Locate the word "صفحه" in the entries below, then gather every line that holds it.

··· Records for processing

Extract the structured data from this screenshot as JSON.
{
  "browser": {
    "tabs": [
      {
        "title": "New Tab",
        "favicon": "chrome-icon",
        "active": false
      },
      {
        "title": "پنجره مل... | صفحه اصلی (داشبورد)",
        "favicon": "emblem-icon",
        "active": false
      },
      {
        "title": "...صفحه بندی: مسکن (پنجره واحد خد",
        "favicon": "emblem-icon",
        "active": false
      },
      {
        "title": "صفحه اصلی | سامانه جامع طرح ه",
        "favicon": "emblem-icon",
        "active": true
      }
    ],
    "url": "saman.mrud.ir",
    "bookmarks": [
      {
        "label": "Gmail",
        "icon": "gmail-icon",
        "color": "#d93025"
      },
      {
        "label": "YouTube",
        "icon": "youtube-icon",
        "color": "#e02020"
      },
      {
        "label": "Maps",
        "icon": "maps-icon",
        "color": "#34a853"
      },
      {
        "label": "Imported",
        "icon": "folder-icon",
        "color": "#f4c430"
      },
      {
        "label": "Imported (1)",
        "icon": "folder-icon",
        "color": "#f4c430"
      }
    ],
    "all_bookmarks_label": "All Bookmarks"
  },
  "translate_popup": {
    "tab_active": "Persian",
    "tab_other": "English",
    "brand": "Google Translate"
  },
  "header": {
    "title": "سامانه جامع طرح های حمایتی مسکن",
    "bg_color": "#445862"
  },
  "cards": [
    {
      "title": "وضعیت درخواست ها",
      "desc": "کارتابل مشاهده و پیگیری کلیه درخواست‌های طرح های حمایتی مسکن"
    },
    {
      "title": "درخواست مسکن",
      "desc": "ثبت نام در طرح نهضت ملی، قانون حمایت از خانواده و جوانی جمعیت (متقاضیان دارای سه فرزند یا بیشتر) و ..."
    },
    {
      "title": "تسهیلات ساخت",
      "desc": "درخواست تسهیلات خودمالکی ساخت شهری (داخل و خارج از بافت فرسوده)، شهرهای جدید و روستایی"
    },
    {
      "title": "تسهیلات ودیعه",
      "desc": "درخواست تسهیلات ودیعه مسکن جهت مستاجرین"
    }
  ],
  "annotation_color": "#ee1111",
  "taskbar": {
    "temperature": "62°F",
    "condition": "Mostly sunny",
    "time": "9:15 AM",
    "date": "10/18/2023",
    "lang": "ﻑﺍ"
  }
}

······

* _Problem solution_:
        "title": "پنجره مل... | صفحه اصلی (داشبورد)",
        "title": "...صفحه بندی: مسکن (پنجره واحد خد",
        "title": "صفحه اصلی | سامانه جامع طرح ه",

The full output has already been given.